>> begin TASK DATA

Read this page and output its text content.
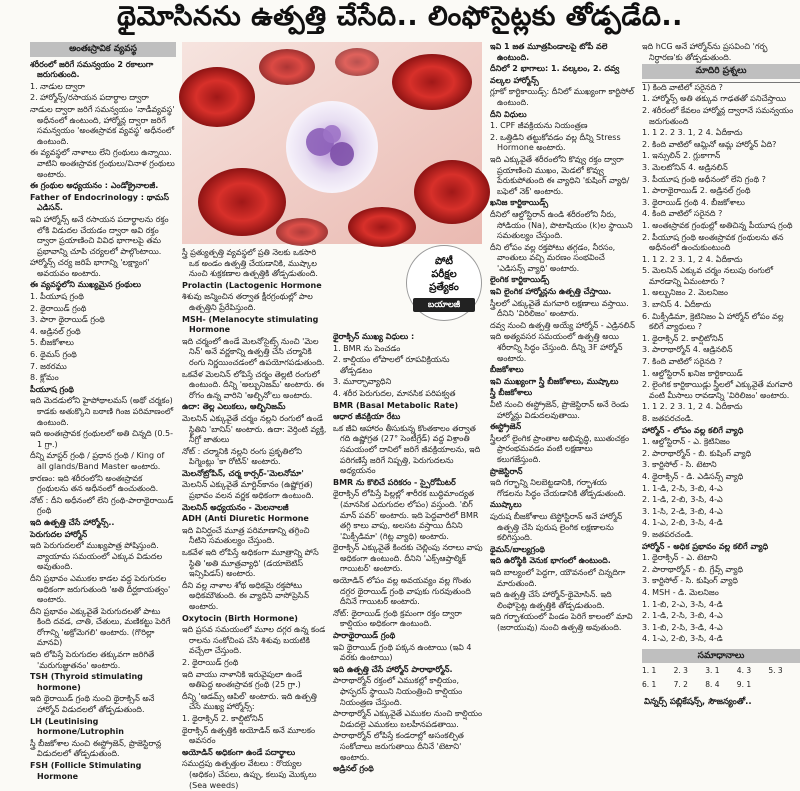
థైమోసినను ఉత్పత్తి చేసేది.. లింఫోసైట్లకు తోడ్పడేది..
అంతఃస్రావిక వ్యవస్థ

శరీరంలో జరిగే సమన్వయం 2 రకాలుగా జరుగుతుంది.

1. నాడుల ద్వారా

2. హార్మోన్స్/రసాయన పదార్థాల ద్వారా

నాడుల ద్వారా జరిగే సమన్వయం 'నాడీవ్యవస్థ' అధీనంలో ఉంటుంది, హార్మోన్ల ద్వారా జరిగే సమన్వయం 'అంతఃస్రావక వ్యవస్థ' అధీనంలో ఉంటుంది.

ఈ వ్యవస్థలో నాళాలు లేని గ్రంథులు ఉన్నాయి. వాటిని అంతఃస్రావక గ్రంథులు/వినాళ గ్రంథులు అంటారు.

ఈ గ్రంథుల అధ్యయనం : ఎండోక్రైనాలజీ.

Father of Endocrinology : థామస్ ఎడిసన్.

ఇవి హార్మోన్స్ అనే రసాయన పదార్థాలను రక్తం లోకి విడుదల చేయడం ద్వారా అవి రక్తం ద్వారా ప్రయాణించి వివిధ భాగాలపై తమ ప్రభావాన్ని చూపి చర్యలలో పాల్గొంటాయి.

హార్మోన్స్ చర్య జరిపే భాగాన్ని 'లక్ష్యాంగ' అవయవం అంటారు.

ఈ వ్యవస్థలోని ముఖ్యమైన గ్రంథులు

1. పీయూష గ్రంథి

2. థైరాయిడ్ గ్రంథి

3. పారా థైరాయిడ్ గ్రంథి

4. అడ్రినల్ గ్రంథి

5. బీజకోశాలు

6. థైమస్ గ్రంథి

7. జఠరము

8. క్లోమం

పీయూష గ్రంథి

ఇది మెదడులోని హైపోథాలమస్ (అథో చర్మకం) కాడకు అతుక్కొని బఠాణి గింజ పరిమాణంలో ఉంటుంది.

ఇది అంతఃస్రావక గ్రంథులలో అతి చిన్నది (0.5-1 గ్రా.)

దీన్ని మాస్టర్ గ్రంథి / ప్రధాన గ్రంథి / King of all glands/Band Master అంటారు.

కారణం: ఇది శరీరంలోని అంతఃస్రావక గ్రంథులను తన అధీనంలో ఉంచుతుంది.

నోట్ : దీని అధీనంలో లేని గ్రంథి-పారాథైరాయిడ్ గ్రంథి

ఇది ఉత్పత్తి చేసే హార్మోన్స్..

పెరుగుదల హార్మోన్

ఇది పెరుగుదలలో ముఖ్యపాత్ర పోషిస్తుంది. వ్యాయామ సమయంలో ఎక్కువ విడుదల అవుతుంది.

దీని ప్రభావం ఎముకల కాడల వద్ద పెరుగుదల అధికంగా జరుగుతుంది 'అతి దీర్ఘకాయత్వం' అంటారు.

దీని ప్రభావం ఎక్కువైతే పెరుగుదలతో పాటు కింది దవడ, చాతి, చేతులు, మణికట్టు పెరిగే రోగాన్ని 'అక్రోమెగలి' అంటారు. (గొరిల్లా మానవి)

ఇది లోపిస్తే పెరుగుదల తక్కువగా జరిగితే 'మరుగుజ్జుతనం' అంటారు.

TSH (Thyroid stimulating hormone)

ఇది థైరాయిడ్ గ్రంథి నుంచి థైరాక్సిన్ అనే హార్మోన్ విడుదలలో తోడ్పడుతుంది.

LH (Leutinising hormone/Lutrophin

స్త్రీ బీజకోశాల నుంచి ఈస్ట్రోజెన్, ప్రొజెస్టిరాన్ల విడుదలలో తోడ్పడుతుంది.

FSH (Follicle Stimulating Hormone

పోటీ
పరీక్షల
ప్రత్యేకం
బయాలజీ

స్త్రీ ప్రత్యుత్పత్తి వ్యవస్థలో ప్రతి నెలకు ఒకసారి ఒక అండం ఉత్పత్తి చేయడానికి, ముష్కాల నుంచి శుక్రకణాల ఉత్పత్తికి తోడ్పడుతుంది.

Prolactin (Lactogenic Hormone

శిశువు జన్మించిన తర్వాత క్షీరగ్రంథుల్లో పాల ఉత్పత్తిని ప్రేరేపిస్తుంది.

MSH- (Melanocyte stimulating Hormone

ఇది చర్మంలో ఉండే మెలనోసైట్స్ నుంచి 'మెల నిన్' అనే వర్ణకాన్ని ఉత్పత్తి చేసి చర్మానికి రంగు నిర్ణయించడంలో ఉపయోగపడుతుంది.

ఒకవేళ మెలనిన్ లోపిస్తే చర్మం తెల్లటి రంగులో ఉంటుంది. దీన్ని 'అల్బునిజమ్' అంటారు. ఈ రోగం ఉన్న వారిని 'అల్బినో'లు అంటారు.

ఉదా: తెల్ల ఎలుకలు, ఆల్బినిజమ్

మెలనిన్ ఎక్కువైతే చర్మం నల్లని రంగులో ఉండే స్థితిని 'బానిస్' అంటారు. ఉదా: వెర్తింటి వ్యక్తి, నీగ్రో జాతులు

నోట్ : చర్మానికి నల్లని రంగు ప్రకృతిలోని పిగ్మెంట్లు 'కా రోటిన్' అంటారు.

మెలనోట్రోపిన్, చర్మ కార్సర్-'మెలనోమా'

మెలనిన్ ఎక్కువైతే మార్టిన్‌కానం (ఉష్ణోగ్రత) ప్రభావం వలన వర్ణక అధికంగా ఉంటుంది.

మెలనిన్ అధ్యయనం - మెలనాలజీ

ADH (Anti Diuretic Hormone

ఇది వినిర్ఘంచే మూత్ర పరిమాణాన్ని తగ్గించి నీటిని సమతుల్యం చేస్తుంది.

ఒకవేళ ఇది లోపిస్తే అధికంగా మూత్రాన్ని పోసే స్థితి 'అతి మూత్రవ్యాధి' (డయాబెటిస్ ఇన్సిపిడస్) అంటారు.

దీని వల్ల నాళాల శోథ అధికమై రక్తపోటు అధికమౌతుంది. ఈ వ్యాధిని వాసోప్రెసిన్ అంటారు.

Oxytocin (Birth Hormone)

ఇది ప్రసవ సమయంలో మూల దగ్గర ఉన్న కండ రాలను సంకోచింప చేసి శిశువు బయటికి వచ్చేలా చేస్తుంది.

2. థైరాయిడ్ గ్రంథి

ఇది వాయు నాళానికి ఇరువైపులా ఉండే అతిపెద్ద అంతఃస్రావక గ్రంథి (25 గ్రా.)

దీన్ని 'ఆడమ్స్ ఆపిల్' అంటారు. ఇది ఉత్పత్తి చేసే ముఖ్య హార్మోన్స్:

1. థైరాక్సిన్ 2. కాల్షిటోనిన్

థైరాక్సిన్ ఉత్పత్తికి అయోడిన్ అనే మూలకం అవసరం

అయోడిన్ అధికంగా ఉండే పదార్థాలు

సముద్రపు ఉత్పత్తుల వేటలు : రొయ్యల (అధికం) చేపలు, ఉప్పు, కలుపు మొక్కలు (Sea weeds)

థైరాక్సిన్ ముఖ్య విధులు :

1. BMR ను పెంచడం

2. కాల్షియం లోపాలలో రూపవిక్రియను తోడ్పడటం

3. మూర్ఛావ్యాధిని

4. శరీర పెరుగుదల, మానసిక పరిపక్వత

BMR (Basal Metabolic Rate)

ఆధార జీవక్రియా రేటు

ఒక జీవి ఆహారం తీసుకున్న కొంతకాలం తర్వాత గది ఉష్ణోగ్రత (27° సెంటీగ్రేడ్) వద్ద విశ్రాంతి సమయంలో దానిలో జరిగే జీవక్రియాలను, ఇది పరిగణిస్తే జరిగే నిష్పత్తి, పెరుగుదలను అధ్యయనం

BMR ను కొలిచే పరికరం - స్పైరోమీటర్

థైరాక్సిన్ లోపిస్తే పిల్లల్లో శారీరక బుద్ధిమాంద్యత (మానసిక ఎదుగుదల లోపం) వస్తుంది. 'బిగ్ మాన్ పవర్' అంటారు. ఇది పెద్దవారిలో BMR తగ్గి కాలు వాపు, అలసట వస్తాయి దీనిని 'మిక్సీడిమా' (గిట్ల వ్యాధి) అంటారు.

థైరాక్సిన్ ఎక్కువైతే కిందకు చెల్లింపు నరాలు వాపు అధికంగా ఉంటుంది. దీనిని 'ఎక్స్‌ఆప్తాల్మిక్ గాయిటర్' అంటారు.

అయోడిన్ లోపం వల్ల అవయవ్యం వల్ల గొంతు దగ్గర థైరాయిడ్ గ్రంథి వాపుకు గురవుతుంది దీనినే గాయిటర్ అంటారు.

నోట్: థైరాయిడ్ గ్రంథి క్రమంగా రక్తం ద్వారా కాల్షియం అధికంగా ఉంటుంది.

పారాథైరాయిడ్ గ్రంథి

ఇవి థైరాయిడ్ గ్రంథి పక్కన ఉంటాయి (ఇవి 4 వరకు ఉంటాయి)

ఇది ఉత్పత్తి చేసే హార్మోన్ పారాథార్మోన్.

పారాథార్మోన్ రక్తంలో ఎముకల్లో కాల్షియం, ఫాస్ఫరస్ స్థాయిని నియంత్రించి కాల్షియం నియంత్రణ చేస్తుంది.

పారాథార్మోన్ ఎక్కువైతే ఎముకల నుంచి కాల్షియం విడుదలై ఎముకలు బలహీనపడతాయి.

పారాథార్మోన్ లోపిస్తే కండరాల్లో అసంకల్పిత సంకోచాలు జరుగుతాయి దీనినే 'టెటాని' అంటారు.

అడ్రినల్ గ్రంథి

ఇవి 1 జత మూత్రపిండాలపై టోపీ వలె ఉంటుంది.

దీనిలో 2 భాగాలు: 1. వల్కలం, 2. దవ్వ

వల్కల హార్మోన్స్

గ్లూకో కార్టికాయిడ్స్: దీనిలో ముఖ్యంగా కార్టిసోల్ ఉంటుంది.

దీని విధులు

1. CPF జీవక్రియను నియంత్రణ

2. ఒత్తిడిని తట్టుకోవడం వల్ల దీన్ని Stress Hormone అంటారు.

ఇది ఎక్కువైతే శరీరంలోని కొవ్వు రక్తం ద్వారా ప్రయాణించి ముఖం, మెడలో కొవ్వు పేరుకుపోతుంది ఈ వ్యాధిని 'కుషింగ్ వ్యాధి/బఫెలో నెక్' అంటారు.

ఖనిజ కార్టికాయిడ్స్

దీనిలో ఆల్డోస్టిరాన్ ఉండి శరీరంలోని నీరు, సోడియం (Na), పొటాషియం (k)ల స్థాయిని సమతుల్యం చేస్తుంది.

దీని లోపం వల్ల రక్తపోటు తగ్గడం, నీరసం, వాంతులు వచ్చి మరణం సంభవించే 'ఎడిసన్స్ వ్యాధి' అంటారు.

లైంగిక కార్టికాయిడ్స్

ఇవి లైంగిక హార్మోన్లను ఉత్పత్తి చేస్తాయి.

స్త్రీలలో ఎక్కువైతే మగవారి లక్షణాలు వస్తాయి. దీనిని 'విరిలిజం' అంటారు.

దవ్వ నుంచి ఉత్పత్తి అయ్యే హార్మోన్ - ఎడ్రినలిన్

ఇది అత్యవసర సమయంలో ఉత్పత్తి అయి శరీరాన్ని సిద్ధం చేస్తుంది. దీన్ని 3F హార్మోన్ అంటారు.

బీజకోశాలు

ఇవి ముఖ్యంగా స్త్రీ బీజకోశాలు, ముష్కాలు

స్త్రీ బీజకోశాలు

వీటి నుంచి ఈస్ట్రోజెన్, ప్రొజెస్టిరాన్ అనే రెండు హార్మోన్లు విడుదలవుతాయి.

ఈస్ట్రోజెన్

స్త్రీలలో లైంగిక ప్రాంతాల అభివృద్ధి, ఋతుచక్రం ప్రారంభమవడం వంటి లక్షణాలు కలుగజేస్తుంది.

ప్రొజెస్టిరాన్

ఇది గర్భాన్ని నిలబెట్టడానికి, గర్భాశయ గోడలను సిద్ధం చేయడానికి తోడ్పడుతుంది.

ముష్కాలు

పురుష బీజకోశాలు టెస్టోస్టిరాన్ అనే హార్మోన్ ఉత్పత్తి చేసి పురుష లైంగిక లక్షణాలను కలిగిస్తుంది.

థైమస్/బాల్యగ్రంథి

ఇది ఉరోస్థికి వెనుక భాగంలో ఉంటుంది.

ఇది బాల్యంలో పెద్దగా, యౌవనంలో చిన్నదిగా మారుతుంది.

ఇది ఉత్పత్తి చేసే హార్మోన్-థైమోసిన్. ఇది లింఫోసైట్ల ఉత్పత్తికి తోడ్పడుతుంది.

ఇది గర్భాశయంలో పిండం పెరిగే కాలంలో మావి (జరాయువు) నుంచి ఉత్పత్తి అవుతుంది.

ఇది hCG అనే హార్మోన్‌ను ప్రసవించి 'గర్భ నిర్ధారణ'కు తోడ్పడుతుంది.

మాదిరి ప్రశ్నలు

1) కింది వాటిలో సరైనది ?

1. హార్మోన్స్ అతి తక్కువ గాఢతతో పనిచేస్తాయి

2. శరీరంలో కేవలం హార్మోన్ల ద్వారానే సమన్వయం జరుగుతుంది

1. 1 2. 2 3. 1, 2 4. ఏదీకాదు

2. కింది వాటిలో ఆమ్లినో ఆమ్ల హార్మోన్ ఏది?

1. ఇన్సులిన్ 2. గ్లుకాగాన్

3. మెలటోనిన్ 4. అడ్రినలిన్

3. పీయూష గ్రంథి అధీనంలో లేని గ్రంథి ?

1. పారాథైరాయిడ్ 2. అడ్రినల్ గ్రంథి

3. థైరాయిడ్ గ్రంథి 4. బీజకోశాలు

4. కింది వాటిలో సరైనది ?

1. అంతఃస్రావక గ్రంథుల్లో అతిచిన్న పీయూష గ్రంథి

2. పీయూష గ్రంథి అంతఃస్రావక గ్రంథులను తన అధీనంలో ఉంచుకుంటుంది

1. 1 2. 2 3. 1, 2 4. ఏదీకాదు

5. మెలనిన్ ఎక్కువ చర్మం నలుపు రంగులో మారడాన్ని ఏమంటారు ?

1. అల్బునిజం 2. మెలనిజం

3. బానిస్ 4. ఏదీకాదు

6. మిక్సీడిమా, క్రెటినిజం ఏ హార్మోన్ లోపం వల్ల కలిగే వ్యాధులు ?

1. థైరాక్సిన్ 2. కాల్షిటోనిన్

3. పారాథార్మోన్ 4. ఆడ్రినలిన్

7. కింది వాటిలో సరైనది ?

1. ఆల్డోస్టిరాన్ ఖనిజ కార్టికాయిడ్

2. లైంగిక కార్టికాయిడ్లు స్త్రీలలో ఎక్కువైతే మగవారి వంటి మీసాలు రావడాన్ని 'విరిలిజం' అంటారు.

1. 1 2. 2 3. 1, 2 4. ఏదీకాదు

8. జతపరచండి.

హార్మోన్ - లోపం వల్ల కలిగే వ్యాధి

1. ఆల్డోస్టిరాన్ - ఎ. క్రెటినిజం

2. పారాథార్మోన్ - బి. కుషింగ్ వ్యాధి

3. కార్టిసోల్ - సి. టెటాని

4. థైరాక్సిన్ - డి. ఎడిసన్స్ వ్యాధి

1. 1-డి, 2-సి, 3-బి, 4-ఎ

2. 1-డి, 2-బి, 3-సి, 4-ఎ

3. 1-సి, 2-డి, 3-బి, 4-ఎ

4. 1-ఎ, 2-బి, 3-సి, 4-డి

9. జతపరచండి.

హార్మోన్ - అధిక ప్రభావం వల్ల కలిగే వ్యాధి

1. థైరాక్సిన్ - ఎ. టెటాని

2. పారాథార్మోన్ - బి. గ్రేవ్స్ వ్యాధి

3. కార్టిసోల్ - సి. కుషింగ్ వ్యాధి

4. MSH - డి. మెలనిజం

1. 1-బి, 2-ఎ, 3-సి, 4-డి

2. 1-డి, 2-సి, 3-బి, 4-ఎ

3. 1-బి, 2-సి, 3-డి, 4-ఎ

4. 1-ఎ, 2-బి, 3-సి, 4-డి

సమాధానాలు
1. 1	2. 3	3. 1	4. 3	5. 3
6. 1	7. 2	8. 4	9. 1
విన్నర్స్ పబ్లికేషన్స్, సౌజన్యంతో..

>> end TASK DATA

EXERCISE INSTRUCTIONS: Report the number of lines in the listing that include the string "అవయవ"; give nothing but the number.

REPLY TO THE TASK: 2